» What you have to do:
Can you pull out each line of the data below that includes the word "simulation"?

» Data entries for graphics:
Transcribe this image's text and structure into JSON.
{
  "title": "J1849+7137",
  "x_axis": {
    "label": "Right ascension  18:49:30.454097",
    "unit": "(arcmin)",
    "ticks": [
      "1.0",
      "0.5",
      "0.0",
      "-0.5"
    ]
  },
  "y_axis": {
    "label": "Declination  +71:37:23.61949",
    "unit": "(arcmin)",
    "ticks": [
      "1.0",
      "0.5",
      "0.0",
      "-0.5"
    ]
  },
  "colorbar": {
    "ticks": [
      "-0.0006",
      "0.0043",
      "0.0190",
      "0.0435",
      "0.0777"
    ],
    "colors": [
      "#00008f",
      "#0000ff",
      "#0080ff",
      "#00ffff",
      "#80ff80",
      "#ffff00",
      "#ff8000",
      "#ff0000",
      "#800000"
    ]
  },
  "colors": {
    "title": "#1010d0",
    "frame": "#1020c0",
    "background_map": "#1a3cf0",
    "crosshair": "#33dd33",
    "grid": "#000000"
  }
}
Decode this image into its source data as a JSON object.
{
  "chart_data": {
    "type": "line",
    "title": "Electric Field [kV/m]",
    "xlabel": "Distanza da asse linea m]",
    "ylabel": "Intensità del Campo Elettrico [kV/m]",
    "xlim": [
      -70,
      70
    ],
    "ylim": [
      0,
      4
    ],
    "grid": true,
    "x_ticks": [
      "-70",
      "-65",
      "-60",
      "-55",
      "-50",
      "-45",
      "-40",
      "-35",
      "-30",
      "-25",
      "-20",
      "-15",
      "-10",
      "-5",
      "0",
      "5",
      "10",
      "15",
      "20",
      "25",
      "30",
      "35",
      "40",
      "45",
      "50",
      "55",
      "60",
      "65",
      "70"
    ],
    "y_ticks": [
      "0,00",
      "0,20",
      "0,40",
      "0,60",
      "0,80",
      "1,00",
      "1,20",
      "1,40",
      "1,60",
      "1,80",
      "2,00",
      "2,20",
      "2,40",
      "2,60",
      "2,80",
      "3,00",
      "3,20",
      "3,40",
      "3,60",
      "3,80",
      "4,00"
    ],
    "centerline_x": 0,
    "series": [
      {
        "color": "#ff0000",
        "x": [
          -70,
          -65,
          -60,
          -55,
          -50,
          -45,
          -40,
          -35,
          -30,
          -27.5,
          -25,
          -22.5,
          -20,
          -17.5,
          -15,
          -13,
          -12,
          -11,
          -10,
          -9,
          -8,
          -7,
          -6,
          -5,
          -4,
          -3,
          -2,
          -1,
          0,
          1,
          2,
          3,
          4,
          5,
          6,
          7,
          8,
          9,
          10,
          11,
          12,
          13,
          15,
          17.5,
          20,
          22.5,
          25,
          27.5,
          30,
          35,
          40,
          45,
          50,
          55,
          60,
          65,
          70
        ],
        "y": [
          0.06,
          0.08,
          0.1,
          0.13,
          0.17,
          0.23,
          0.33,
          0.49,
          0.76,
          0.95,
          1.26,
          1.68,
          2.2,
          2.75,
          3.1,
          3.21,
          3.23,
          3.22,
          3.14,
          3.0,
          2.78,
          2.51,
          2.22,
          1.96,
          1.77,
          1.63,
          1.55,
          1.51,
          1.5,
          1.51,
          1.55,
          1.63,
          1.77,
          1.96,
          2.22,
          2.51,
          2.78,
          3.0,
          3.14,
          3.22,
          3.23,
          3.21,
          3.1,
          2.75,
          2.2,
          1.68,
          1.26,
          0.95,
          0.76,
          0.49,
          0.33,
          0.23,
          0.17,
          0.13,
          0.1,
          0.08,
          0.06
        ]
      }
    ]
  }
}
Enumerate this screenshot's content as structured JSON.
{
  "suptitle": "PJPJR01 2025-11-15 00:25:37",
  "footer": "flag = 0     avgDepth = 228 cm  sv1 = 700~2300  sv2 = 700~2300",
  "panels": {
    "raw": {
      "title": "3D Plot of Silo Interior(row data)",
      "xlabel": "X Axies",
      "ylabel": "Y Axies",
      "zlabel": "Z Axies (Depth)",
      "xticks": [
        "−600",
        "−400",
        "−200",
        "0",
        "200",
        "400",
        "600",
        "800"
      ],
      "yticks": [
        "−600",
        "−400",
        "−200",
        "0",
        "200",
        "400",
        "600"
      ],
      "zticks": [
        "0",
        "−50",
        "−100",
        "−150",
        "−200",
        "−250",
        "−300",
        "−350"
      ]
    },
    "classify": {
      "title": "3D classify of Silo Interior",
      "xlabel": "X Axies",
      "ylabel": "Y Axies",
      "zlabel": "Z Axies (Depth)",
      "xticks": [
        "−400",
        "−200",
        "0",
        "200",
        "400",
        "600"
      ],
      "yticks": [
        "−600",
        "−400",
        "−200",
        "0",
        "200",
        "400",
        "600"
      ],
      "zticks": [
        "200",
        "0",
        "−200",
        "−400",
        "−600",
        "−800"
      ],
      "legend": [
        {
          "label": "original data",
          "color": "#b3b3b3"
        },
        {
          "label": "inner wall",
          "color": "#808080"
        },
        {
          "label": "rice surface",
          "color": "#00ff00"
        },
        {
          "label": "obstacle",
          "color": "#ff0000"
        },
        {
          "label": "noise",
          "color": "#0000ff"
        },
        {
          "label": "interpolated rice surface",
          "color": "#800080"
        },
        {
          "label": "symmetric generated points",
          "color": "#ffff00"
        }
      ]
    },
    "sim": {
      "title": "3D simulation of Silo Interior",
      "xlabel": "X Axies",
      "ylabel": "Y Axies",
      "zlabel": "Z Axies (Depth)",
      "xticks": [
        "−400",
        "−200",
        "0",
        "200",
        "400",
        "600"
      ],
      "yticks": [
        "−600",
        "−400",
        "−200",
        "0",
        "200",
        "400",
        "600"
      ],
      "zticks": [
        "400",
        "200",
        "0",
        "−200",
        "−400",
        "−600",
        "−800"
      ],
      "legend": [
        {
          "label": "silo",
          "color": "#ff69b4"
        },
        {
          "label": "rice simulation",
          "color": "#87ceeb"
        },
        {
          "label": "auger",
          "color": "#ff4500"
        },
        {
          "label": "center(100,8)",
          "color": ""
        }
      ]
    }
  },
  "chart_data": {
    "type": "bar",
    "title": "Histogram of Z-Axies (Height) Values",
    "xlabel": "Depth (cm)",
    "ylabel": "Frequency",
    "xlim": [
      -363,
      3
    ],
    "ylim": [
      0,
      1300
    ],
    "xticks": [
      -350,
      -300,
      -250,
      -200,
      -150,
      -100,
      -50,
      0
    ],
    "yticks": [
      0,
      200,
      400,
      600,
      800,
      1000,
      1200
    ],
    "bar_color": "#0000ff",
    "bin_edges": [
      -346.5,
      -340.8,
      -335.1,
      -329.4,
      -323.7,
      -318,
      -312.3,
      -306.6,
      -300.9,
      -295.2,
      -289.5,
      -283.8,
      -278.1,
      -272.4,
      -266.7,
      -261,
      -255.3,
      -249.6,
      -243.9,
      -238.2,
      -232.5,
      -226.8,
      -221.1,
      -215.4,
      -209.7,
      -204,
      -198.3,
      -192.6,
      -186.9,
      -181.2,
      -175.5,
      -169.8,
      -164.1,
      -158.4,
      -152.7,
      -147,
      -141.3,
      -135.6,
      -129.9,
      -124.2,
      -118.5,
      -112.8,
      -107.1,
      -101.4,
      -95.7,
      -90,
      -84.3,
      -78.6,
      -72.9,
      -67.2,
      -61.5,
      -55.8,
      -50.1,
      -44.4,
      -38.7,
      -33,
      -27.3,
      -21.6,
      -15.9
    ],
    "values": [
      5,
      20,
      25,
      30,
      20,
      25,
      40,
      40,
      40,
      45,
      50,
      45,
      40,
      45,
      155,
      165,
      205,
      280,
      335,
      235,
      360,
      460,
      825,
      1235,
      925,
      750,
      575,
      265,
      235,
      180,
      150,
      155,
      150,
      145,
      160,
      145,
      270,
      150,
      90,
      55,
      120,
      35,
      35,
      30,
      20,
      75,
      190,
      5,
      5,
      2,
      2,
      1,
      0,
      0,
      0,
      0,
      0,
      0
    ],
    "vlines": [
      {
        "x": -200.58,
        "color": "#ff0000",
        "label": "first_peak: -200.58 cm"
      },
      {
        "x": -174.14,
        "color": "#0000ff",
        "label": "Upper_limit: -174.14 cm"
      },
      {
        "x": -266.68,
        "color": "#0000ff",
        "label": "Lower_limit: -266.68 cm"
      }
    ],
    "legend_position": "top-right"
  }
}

» Result for this task:
      "title": "3D simulation of Silo Interior",
          "label": "rice simulation",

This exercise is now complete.